_Task objective_:
In the material below, count the lines with the word "title" and state that number only.

Figure content listings:
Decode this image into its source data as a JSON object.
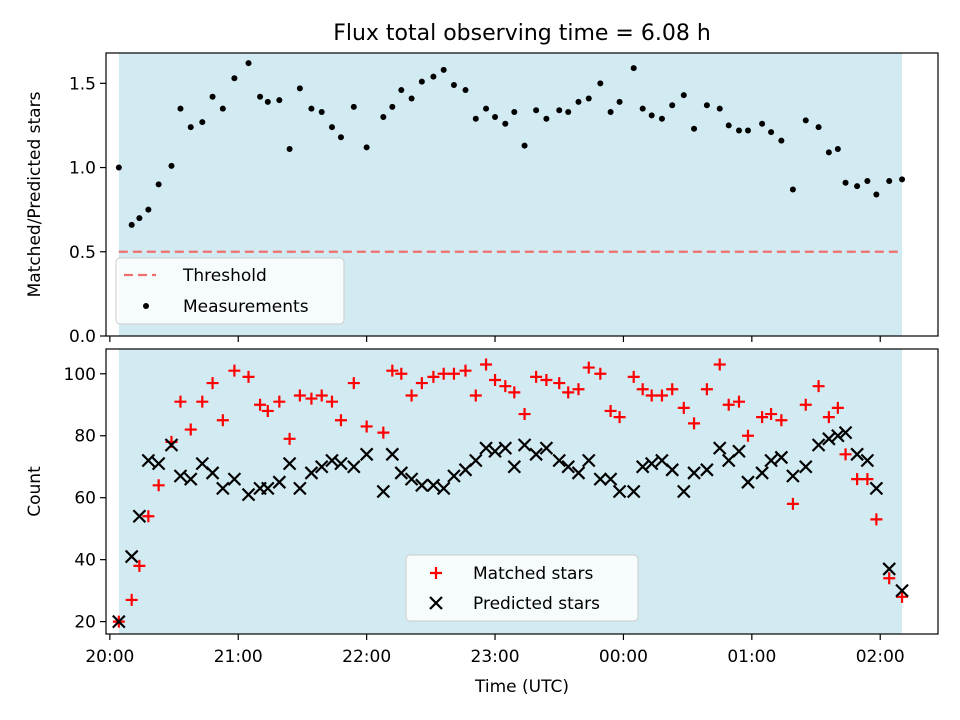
{
  "chart_data": [
    {
      "type": "scatter",
      "title": "Flux total observing time = 6.08 h",
      "xlabel": "",
      "ylabel": "Matched/Predicted stars",
      "ylim": [
        0,
        1.68
      ],
      "yticks": [
        "0.0",
        "0.5",
        "1.0",
        "1.5"
      ],
      "threshold": 0.5,
      "legend": {
        "position": "lower-left",
        "entries": [
          "Threshold",
          "Measurements"
        ]
      },
      "series": [
        {
          "name": "Measurements",
          "x": [
            20.07,
            20.17,
            20.23,
            20.3,
            20.38,
            20.48,
            20.55,
            20.63,
            20.72,
            20.8,
            20.88,
            20.97,
            21.08,
            21.17,
            21.23,
            21.32,
            21.4,
            21.48,
            21.57,
            21.65,
            21.73,
            21.8,
            21.9,
            22.0,
            22.13,
            22.2,
            22.27,
            22.35,
            22.43,
            22.52,
            22.6,
            22.68,
            22.77,
            22.85,
            22.93,
            23.0,
            23.08,
            23.15,
            23.23,
            23.32,
            23.4,
            23.5,
            23.57,
            23.65,
            23.73,
            23.82,
            23.9,
            23.97,
            24.08,
            24.15,
            24.22,
            24.3,
            24.38,
            24.47,
            24.55,
            24.65,
            24.75,
            24.82,
            24.9,
            24.97,
            25.08,
            25.15,
            25.23,
            25.32,
            25.42,
            25.52,
            25.6,
            25.67,
            25.73,
            25.82,
            25.9,
            25.97,
            26.07,
            26.17
          ],
          "y": [
            1.0,
            0.66,
            0.7,
            0.75,
            0.9,
            1.01,
            1.35,
            1.24,
            1.27,
            1.42,
            1.35,
            1.53,
            1.62,
            1.42,
            1.39,
            1.4,
            1.11,
            1.47,
            1.35,
            1.33,
            1.24,
            1.18,
            1.36,
            1.12,
            1.3,
            1.36,
            1.46,
            1.41,
            1.51,
            1.54,
            1.58,
            1.49,
            1.46,
            1.29,
            1.35,
            1.3,
            1.26,
            1.33,
            1.13,
            1.34,
            1.29,
            1.34,
            1.33,
            1.39,
            1.41,
            1.5,
            1.33,
            1.39,
            1.59,
            1.35,
            1.31,
            1.29,
            1.37,
            1.43,
            1.23,
            1.37,
            1.35,
            1.25,
            1.22,
            1.22,
            1.26,
            1.21,
            1.16,
            0.87,
            1.28,
            1.24,
            1.09,
            1.11,
            0.91,
            0.89,
            0.92,
            0.84,
            0.92,
            0.93
          ]
        }
      ]
    },
    {
      "type": "scatter",
      "title": "",
      "xlabel": "Time (UTC)",
      "ylabel": "Count",
      "xlim": [
        19.97,
        26.45
      ],
      "ylim": [
        16,
        108
      ],
      "xticks": [
        "20:00",
        "21:00",
        "22:00",
        "23:00",
        "00:00",
        "01:00",
        "02:00"
      ],
      "yticks": [
        "20",
        "40",
        "60",
        "80",
        "100"
      ],
      "legend": {
        "position": "lower-center",
        "entries": [
          "Matched stars",
          "Predicted stars"
        ]
      },
      "series": [
        {
          "name": "Matched stars",
          "x": [
            20.07,
            20.17,
            20.23,
            20.3,
            20.38,
            20.48,
            20.55,
            20.63,
            20.72,
            20.8,
            20.88,
            20.97,
            21.08,
            21.17,
            21.23,
            21.32,
            21.4,
            21.48,
            21.57,
            21.65,
            21.73,
            21.8,
            21.9,
            22.0,
            22.13,
            22.2,
            22.27,
            22.35,
            22.43,
            22.52,
            22.6,
            22.68,
            22.77,
            22.85,
            22.93,
            23.0,
            23.08,
            23.15,
            23.23,
            23.32,
            23.4,
            23.5,
            23.57,
            23.65,
            23.73,
            23.82,
            23.9,
            23.97,
            24.08,
            24.15,
            24.22,
            24.3,
            24.38,
            24.47,
            24.55,
            24.65,
            24.75,
            24.82,
            24.9,
            24.97,
            25.08,
            25.15,
            25.23,
            25.32,
            25.42,
            25.52,
            25.6,
            25.67,
            25.73,
            25.82,
            25.9,
            25.97,
            26.07,
            26.17
          ],
          "y": [
            20,
            27,
            38,
            54,
            64,
            78,
            91,
            82,
            91,
            97,
            85,
            101,
            99,
            90,
            88,
            91,
            79,
            93,
            92,
            93,
            91,
            85,
            97,
            83,
            81,
            101,
            100,
            93,
            97,
            99,
            100,
            100,
            101,
            93,
            103,
            98,
            96,
            94,
            87,
            99,
            98,
            97,
            94,
            95,
            102,
            100,
            88,
            86,
            99,
            95,
            93,
            93,
            95,
            89,
            84,
            95,
            103,
            90,
            91,
            80,
            86,
            87,
            85,
            58,
            90,
            96,
            86,
            89,
            74,
            66,
            66,
            53,
            34,
            28
          ]
        },
        {
          "name": "Predicted stars",
          "x": [
            20.07,
            20.17,
            20.23,
            20.3,
            20.38,
            20.48,
            20.55,
            20.63,
            20.72,
            20.8,
            20.88,
            20.97,
            21.08,
            21.17,
            21.23,
            21.32,
            21.4,
            21.48,
            21.57,
            21.65,
            21.73,
            21.8,
            21.9,
            22.0,
            22.13,
            22.2,
            22.27,
            22.35,
            22.43,
            22.52,
            22.6,
            22.68,
            22.77,
            22.85,
            22.93,
            23.0,
            23.08,
            23.15,
            23.23,
            23.32,
            23.4,
            23.5,
            23.57,
            23.65,
            23.73,
            23.82,
            23.9,
            23.97,
            24.08,
            24.15,
            24.22,
            24.3,
            24.38,
            24.47,
            24.55,
            24.65,
            24.75,
            24.82,
            24.9,
            24.97,
            25.08,
            25.15,
            25.23,
            25.32,
            25.42,
            25.52,
            25.6,
            25.67,
            25.73,
            25.82,
            25.9,
            25.97,
            26.07,
            26.17
          ],
          "y": [
            20,
            41,
            54,
            72,
            71,
            77,
            67,
            66,
            71,
            68,
            63,
            66,
            61,
            63,
            63,
            65,
            71,
            63,
            68,
            70,
            72,
            71,
            70,
            74,
            62,
            74,
            68,
            66,
            64,
            64,
            63,
            67,
            69,
            72,
            76,
            75,
            76,
            70,
            77,
            74,
            76,
            72,
            70,
            68,
            72,
            66,
            66,
            62,
            62,
            70,
            71,
            72,
            69,
            62,
            68,
            69,
            76,
            72,
            75,
            65,
            68,
            72,
            73,
            67,
            70,
            77,
            79,
            80,
            81,
            74,
            72,
            63,
            37,
            30
          ]
        }
      ]
    }
  ]
}
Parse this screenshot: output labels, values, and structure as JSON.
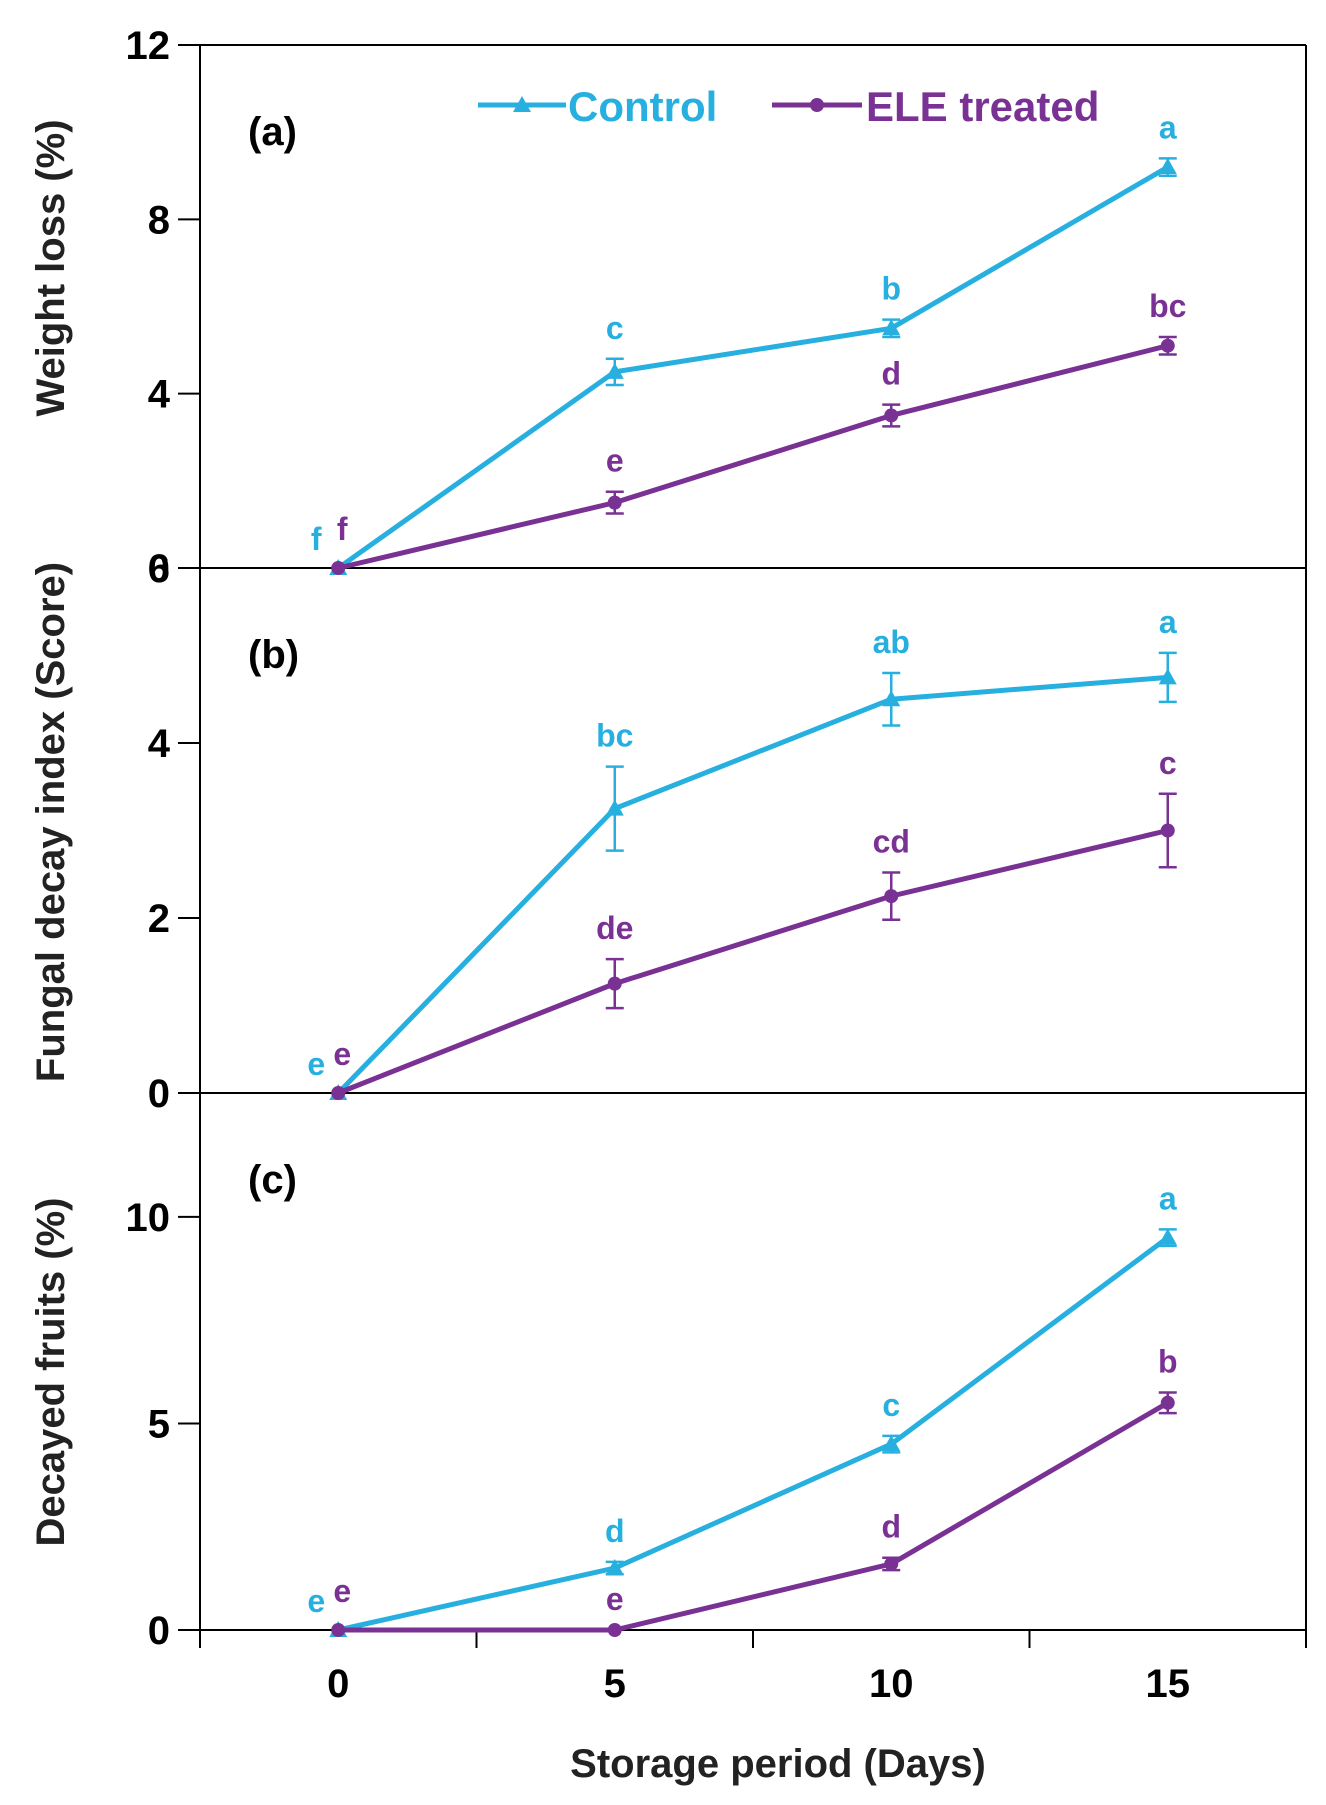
{
  "colors": {
    "control": "#27B0DF",
    "treated": "#7A3194",
    "axis": "#000000"
  },
  "xaxis": {
    "label": "Storage period (Days)",
    "ticks": [
      0,
      5,
      10,
      15
    ],
    "range": [
      -2.5,
      17.5
    ]
  },
  "legend": {
    "entries": [
      "Control",
      "ELE treated"
    ],
    "position": "top-center"
  },
  "chart_data": [
    {
      "type": "line",
      "panel_label": "(a)",
      "ylabel": "Weight loss (%)",
      "ylim": [
        0,
        12
      ],
      "yticks": [
        0,
        4,
        8,
        12
      ],
      "x": [
        0,
        5,
        10,
        15
      ],
      "series": [
        {
          "name": "Control",
          "marker": "triangle",
          "values": [
            0,
            4.5,
            5.5,
            9.2
          ],
          "errors": [
            0,
            0.3,
            0.2,
            0.2
          ],
          "letters": [
            "f",
            "c",
            "b",
            "a"
          ]
        },
        {
          "name": "ELE treated",
          "marker": "circle",
          "values": [
            0,
            1.5,
            3.5,
            5.1
          ],
          "errors": [
            0,
            0.25,
            0.25,
            0.2
          ],
          "letters": [
            "f",
            "e",
            "d",
            "bc"
          ]
        }
      ]
    },
    {
      "type": "line",
      "panel_label": "(b)",
      "ylabel": "Fungal decay index (Score)",
      "ylim": [
        0,
        6
      ],
      "yticks": [
        0,
        2,
        4,
        6
      ],
      "x": [
        0,
        5,
        10,
        15
      ],
      "series": [
        {
          "name": "Control",
          "marker": "triangle",
          "values": [
            0,
            3.25,
            4.5,
            4.75
          ],
          "errors": [
            0,
            0.48,
            0.3,
            0.28
          ],
          "letters": [
            "e",
            "bc",
            "ab",
            "a"
          ]
        },
        {
          "name": "ELE treated",
          "marker": "circle",
          "values": [
            0,
            1.25,
            2.25,
            3.0
          ],
          "errors": [
            0,
            0.28,
            0.27,
            0.42
          ],
          "letters": [
            "e",
            "de",
            "cd",
            "c"
          ]
        }
      ]
    },
    {
      "type": "line",
      "panel_label": "(c)",
      "ylabel": "Decayed fruits (%)",
      "ylim": [
        0,
        13
      ],
      "yticks": [
        0,
        5,
        10
      ],
      "x": [
        0,
        5,
        10,
        15
      ],
      "series": [
        {
          "name": "Control",
          "marker": "triangle",
          "values": [
            0,
            1.5,
            4.5,
            9.5
          ],
          "errors": [
            0,
            0.15,
            0.2,
            0.2
          ],
          "letters": [
            "e",
            "d",
            "c",
            "a"
          ]
        },
        {
          "name": "ELE treated",
          "marker": "circle",
          "values": [
            0,
            0,
            1.6,
            5.5
          ],
          "errors": [
            0,
            0,
            0.15,
            0.25
          ],
          "letters": [
            "e",
            "e",
            "d",
            "b"
          ]
        }
      ]
    }
  ]
}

_Solution to the exercise_:
2